Start of Provided data
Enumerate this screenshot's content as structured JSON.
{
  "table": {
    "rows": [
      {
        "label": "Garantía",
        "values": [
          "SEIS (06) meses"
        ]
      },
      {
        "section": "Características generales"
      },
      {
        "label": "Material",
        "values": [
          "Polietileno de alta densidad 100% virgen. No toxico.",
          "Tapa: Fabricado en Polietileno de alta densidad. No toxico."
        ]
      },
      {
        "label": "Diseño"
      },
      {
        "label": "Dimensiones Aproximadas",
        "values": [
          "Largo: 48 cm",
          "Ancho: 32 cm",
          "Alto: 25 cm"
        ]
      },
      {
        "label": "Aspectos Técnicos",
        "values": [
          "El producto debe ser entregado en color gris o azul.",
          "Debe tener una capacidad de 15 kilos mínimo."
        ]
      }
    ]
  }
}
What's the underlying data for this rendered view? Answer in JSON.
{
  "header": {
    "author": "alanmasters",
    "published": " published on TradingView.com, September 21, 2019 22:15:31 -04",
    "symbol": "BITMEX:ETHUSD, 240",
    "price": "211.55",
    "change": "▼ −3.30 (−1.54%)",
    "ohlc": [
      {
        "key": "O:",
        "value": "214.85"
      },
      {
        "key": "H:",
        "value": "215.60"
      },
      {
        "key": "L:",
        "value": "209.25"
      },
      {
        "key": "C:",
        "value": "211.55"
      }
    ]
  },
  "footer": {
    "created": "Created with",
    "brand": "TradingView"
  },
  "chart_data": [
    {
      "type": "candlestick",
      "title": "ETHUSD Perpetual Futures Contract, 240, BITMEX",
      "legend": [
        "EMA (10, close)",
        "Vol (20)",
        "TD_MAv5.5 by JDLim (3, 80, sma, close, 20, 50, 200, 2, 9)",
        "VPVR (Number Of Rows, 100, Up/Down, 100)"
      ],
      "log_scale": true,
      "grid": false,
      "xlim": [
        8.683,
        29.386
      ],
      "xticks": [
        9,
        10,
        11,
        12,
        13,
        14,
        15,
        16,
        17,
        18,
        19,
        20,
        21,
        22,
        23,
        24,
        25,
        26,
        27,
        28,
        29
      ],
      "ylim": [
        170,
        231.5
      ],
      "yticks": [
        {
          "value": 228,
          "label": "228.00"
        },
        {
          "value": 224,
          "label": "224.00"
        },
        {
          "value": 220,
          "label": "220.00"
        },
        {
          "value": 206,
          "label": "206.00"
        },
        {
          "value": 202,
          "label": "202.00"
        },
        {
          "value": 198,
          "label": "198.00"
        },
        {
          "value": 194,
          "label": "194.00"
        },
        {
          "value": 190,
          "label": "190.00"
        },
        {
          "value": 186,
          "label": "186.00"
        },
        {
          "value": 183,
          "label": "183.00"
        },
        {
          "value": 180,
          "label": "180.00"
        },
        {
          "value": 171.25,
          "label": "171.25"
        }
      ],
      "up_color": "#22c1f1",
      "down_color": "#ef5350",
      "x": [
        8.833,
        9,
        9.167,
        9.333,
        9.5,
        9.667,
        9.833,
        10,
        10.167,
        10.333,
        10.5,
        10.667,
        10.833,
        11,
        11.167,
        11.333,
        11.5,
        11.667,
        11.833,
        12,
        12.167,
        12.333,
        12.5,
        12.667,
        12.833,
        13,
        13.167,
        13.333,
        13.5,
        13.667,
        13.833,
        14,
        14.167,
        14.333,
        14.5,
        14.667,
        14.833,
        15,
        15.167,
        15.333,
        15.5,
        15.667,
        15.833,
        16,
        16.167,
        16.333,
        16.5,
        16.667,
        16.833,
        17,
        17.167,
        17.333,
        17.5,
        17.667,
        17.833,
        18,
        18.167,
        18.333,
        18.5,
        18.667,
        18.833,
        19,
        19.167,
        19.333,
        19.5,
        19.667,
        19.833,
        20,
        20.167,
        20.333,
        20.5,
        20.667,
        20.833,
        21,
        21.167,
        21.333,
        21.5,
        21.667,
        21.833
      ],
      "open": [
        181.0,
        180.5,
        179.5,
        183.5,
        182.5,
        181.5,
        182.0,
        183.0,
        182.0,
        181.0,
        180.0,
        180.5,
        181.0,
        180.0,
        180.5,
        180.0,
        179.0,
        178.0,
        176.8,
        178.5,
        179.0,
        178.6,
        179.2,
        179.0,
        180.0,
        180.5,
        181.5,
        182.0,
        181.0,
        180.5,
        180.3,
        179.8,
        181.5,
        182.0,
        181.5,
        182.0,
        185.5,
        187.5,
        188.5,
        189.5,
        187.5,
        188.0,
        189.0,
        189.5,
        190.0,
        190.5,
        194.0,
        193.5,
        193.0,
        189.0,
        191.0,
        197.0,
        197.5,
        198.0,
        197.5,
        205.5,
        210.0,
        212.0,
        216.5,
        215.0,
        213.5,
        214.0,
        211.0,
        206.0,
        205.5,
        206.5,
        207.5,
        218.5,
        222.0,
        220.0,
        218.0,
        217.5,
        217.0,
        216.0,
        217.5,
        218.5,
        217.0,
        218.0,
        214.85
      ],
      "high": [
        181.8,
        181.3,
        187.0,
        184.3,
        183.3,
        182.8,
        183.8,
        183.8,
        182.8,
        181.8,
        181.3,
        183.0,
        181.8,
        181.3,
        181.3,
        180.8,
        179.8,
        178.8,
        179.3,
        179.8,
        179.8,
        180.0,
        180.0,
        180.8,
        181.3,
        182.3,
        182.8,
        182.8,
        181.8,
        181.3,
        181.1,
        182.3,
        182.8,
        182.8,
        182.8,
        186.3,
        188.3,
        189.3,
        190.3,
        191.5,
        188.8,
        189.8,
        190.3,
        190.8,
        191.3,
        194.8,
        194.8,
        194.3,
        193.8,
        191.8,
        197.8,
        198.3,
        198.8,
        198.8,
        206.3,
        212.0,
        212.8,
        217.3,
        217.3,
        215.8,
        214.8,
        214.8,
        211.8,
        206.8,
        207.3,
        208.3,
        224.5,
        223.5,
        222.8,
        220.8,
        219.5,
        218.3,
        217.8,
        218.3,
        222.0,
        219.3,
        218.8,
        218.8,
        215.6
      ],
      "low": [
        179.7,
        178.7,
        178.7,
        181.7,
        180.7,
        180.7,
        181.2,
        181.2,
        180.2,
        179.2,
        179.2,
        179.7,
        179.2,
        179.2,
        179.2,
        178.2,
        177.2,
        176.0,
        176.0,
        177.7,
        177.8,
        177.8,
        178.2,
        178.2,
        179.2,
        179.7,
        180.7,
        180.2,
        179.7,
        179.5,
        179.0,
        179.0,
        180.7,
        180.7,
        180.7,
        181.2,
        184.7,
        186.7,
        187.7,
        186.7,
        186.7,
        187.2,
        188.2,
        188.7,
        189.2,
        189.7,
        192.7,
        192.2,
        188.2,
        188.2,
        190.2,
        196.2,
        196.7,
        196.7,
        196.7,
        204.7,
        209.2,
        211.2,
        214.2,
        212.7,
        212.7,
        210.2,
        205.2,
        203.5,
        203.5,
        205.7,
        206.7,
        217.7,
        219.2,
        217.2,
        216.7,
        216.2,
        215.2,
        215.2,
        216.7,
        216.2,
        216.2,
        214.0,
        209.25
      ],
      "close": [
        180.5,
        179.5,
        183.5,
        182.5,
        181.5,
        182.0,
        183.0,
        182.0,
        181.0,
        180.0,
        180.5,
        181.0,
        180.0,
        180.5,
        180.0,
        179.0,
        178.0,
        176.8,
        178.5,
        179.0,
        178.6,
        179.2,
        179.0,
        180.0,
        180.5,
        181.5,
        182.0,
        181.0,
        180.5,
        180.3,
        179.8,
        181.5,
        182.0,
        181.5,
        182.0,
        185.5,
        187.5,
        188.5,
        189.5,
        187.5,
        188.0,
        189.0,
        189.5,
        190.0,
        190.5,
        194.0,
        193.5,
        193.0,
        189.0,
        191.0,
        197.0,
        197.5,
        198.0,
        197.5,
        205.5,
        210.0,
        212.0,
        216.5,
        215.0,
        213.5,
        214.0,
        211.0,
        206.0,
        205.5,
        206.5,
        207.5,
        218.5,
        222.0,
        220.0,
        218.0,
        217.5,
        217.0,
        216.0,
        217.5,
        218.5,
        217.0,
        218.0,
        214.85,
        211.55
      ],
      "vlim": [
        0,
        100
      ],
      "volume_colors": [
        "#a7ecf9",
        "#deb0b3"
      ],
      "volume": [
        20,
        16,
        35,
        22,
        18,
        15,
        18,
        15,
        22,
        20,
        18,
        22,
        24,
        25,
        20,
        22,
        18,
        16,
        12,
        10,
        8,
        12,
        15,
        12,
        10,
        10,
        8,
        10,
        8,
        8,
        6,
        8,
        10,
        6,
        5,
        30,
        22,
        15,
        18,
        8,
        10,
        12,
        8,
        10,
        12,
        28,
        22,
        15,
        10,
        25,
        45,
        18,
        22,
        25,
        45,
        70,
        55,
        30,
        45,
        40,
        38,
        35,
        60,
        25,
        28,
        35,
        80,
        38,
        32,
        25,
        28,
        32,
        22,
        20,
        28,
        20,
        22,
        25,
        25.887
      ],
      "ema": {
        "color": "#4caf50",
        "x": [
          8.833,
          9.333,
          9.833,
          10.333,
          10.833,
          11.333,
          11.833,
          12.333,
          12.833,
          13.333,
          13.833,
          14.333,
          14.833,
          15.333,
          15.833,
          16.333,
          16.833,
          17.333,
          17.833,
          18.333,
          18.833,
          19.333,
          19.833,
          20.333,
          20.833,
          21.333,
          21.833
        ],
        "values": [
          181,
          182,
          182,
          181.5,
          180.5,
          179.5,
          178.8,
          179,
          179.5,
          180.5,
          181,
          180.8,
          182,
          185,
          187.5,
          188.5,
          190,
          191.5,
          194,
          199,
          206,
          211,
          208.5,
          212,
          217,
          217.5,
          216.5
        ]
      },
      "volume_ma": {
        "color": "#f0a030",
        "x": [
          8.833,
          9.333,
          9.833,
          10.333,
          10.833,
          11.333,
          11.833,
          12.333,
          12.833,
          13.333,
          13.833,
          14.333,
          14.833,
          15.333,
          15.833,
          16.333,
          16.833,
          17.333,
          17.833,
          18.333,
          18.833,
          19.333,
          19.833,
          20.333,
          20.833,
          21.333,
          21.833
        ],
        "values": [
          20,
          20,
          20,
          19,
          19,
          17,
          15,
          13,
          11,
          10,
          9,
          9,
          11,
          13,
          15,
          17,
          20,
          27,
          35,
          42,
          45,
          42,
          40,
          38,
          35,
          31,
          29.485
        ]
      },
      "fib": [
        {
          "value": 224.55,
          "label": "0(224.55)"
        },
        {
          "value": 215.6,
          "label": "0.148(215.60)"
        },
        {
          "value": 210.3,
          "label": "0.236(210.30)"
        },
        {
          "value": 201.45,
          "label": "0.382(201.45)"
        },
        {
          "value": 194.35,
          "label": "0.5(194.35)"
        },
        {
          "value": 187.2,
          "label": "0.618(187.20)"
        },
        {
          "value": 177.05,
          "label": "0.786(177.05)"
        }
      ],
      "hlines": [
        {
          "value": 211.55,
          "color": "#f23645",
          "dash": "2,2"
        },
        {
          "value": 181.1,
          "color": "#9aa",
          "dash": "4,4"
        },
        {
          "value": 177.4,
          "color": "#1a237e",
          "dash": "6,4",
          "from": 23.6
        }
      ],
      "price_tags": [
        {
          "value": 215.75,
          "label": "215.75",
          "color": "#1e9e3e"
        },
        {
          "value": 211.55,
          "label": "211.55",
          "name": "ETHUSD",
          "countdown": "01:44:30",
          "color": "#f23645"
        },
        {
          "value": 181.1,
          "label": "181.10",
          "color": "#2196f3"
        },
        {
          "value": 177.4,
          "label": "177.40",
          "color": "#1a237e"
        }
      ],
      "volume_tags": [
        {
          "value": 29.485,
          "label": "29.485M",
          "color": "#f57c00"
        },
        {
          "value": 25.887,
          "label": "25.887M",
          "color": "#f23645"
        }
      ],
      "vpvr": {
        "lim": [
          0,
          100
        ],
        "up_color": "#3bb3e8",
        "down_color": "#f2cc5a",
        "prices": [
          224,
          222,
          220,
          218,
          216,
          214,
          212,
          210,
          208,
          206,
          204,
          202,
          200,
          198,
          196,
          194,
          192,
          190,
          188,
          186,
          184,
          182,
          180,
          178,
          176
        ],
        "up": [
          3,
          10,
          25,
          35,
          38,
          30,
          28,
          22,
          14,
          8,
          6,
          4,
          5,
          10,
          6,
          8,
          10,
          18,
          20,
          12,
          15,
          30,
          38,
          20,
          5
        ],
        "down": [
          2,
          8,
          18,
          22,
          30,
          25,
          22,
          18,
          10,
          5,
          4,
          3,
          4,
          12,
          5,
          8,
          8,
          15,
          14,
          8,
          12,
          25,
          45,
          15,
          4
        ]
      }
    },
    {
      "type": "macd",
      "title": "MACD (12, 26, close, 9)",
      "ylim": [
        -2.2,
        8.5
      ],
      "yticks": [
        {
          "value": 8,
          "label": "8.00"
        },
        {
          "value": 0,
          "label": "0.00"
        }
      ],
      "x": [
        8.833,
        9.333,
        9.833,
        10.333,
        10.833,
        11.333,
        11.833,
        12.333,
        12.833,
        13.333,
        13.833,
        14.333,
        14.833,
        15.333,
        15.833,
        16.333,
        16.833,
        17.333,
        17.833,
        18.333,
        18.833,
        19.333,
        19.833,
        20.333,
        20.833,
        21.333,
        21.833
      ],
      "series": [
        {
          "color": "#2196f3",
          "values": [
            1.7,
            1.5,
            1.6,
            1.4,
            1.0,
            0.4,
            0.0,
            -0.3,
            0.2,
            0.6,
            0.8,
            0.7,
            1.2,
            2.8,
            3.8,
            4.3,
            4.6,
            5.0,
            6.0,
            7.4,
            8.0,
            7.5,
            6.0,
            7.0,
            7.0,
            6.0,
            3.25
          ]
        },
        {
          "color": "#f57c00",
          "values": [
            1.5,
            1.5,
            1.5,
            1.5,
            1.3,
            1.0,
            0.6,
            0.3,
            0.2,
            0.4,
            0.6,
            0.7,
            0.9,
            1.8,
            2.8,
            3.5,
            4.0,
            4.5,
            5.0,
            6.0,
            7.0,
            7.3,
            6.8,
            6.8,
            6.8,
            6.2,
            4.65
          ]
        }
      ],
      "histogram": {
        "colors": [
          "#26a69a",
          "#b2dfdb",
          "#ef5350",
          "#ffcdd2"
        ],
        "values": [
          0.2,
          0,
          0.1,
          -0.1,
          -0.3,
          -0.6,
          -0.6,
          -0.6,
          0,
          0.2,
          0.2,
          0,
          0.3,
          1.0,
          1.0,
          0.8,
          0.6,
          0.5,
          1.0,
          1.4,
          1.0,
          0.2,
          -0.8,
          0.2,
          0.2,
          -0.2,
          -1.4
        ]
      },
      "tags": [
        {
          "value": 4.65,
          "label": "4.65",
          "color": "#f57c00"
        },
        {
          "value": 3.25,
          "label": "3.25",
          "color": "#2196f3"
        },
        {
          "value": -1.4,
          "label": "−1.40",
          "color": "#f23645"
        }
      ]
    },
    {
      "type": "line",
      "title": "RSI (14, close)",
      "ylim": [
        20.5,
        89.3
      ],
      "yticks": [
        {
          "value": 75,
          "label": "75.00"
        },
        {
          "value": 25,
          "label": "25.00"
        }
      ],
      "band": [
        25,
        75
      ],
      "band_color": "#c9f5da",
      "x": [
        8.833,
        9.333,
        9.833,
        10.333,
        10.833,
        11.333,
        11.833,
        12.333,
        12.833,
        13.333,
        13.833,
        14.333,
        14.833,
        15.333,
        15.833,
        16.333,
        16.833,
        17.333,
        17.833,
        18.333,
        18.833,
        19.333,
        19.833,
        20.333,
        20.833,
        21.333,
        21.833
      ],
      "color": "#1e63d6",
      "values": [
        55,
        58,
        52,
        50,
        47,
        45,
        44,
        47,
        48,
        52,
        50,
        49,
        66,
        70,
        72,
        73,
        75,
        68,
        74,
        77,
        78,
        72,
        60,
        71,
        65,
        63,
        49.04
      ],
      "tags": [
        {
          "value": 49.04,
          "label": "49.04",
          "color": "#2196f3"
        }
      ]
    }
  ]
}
End of Provided data
Identify and copy lines that hold the string "this".

Enumerate this screenshot's content as structured JSON.
What's the underlying data for this rendered view? Answer in JSON.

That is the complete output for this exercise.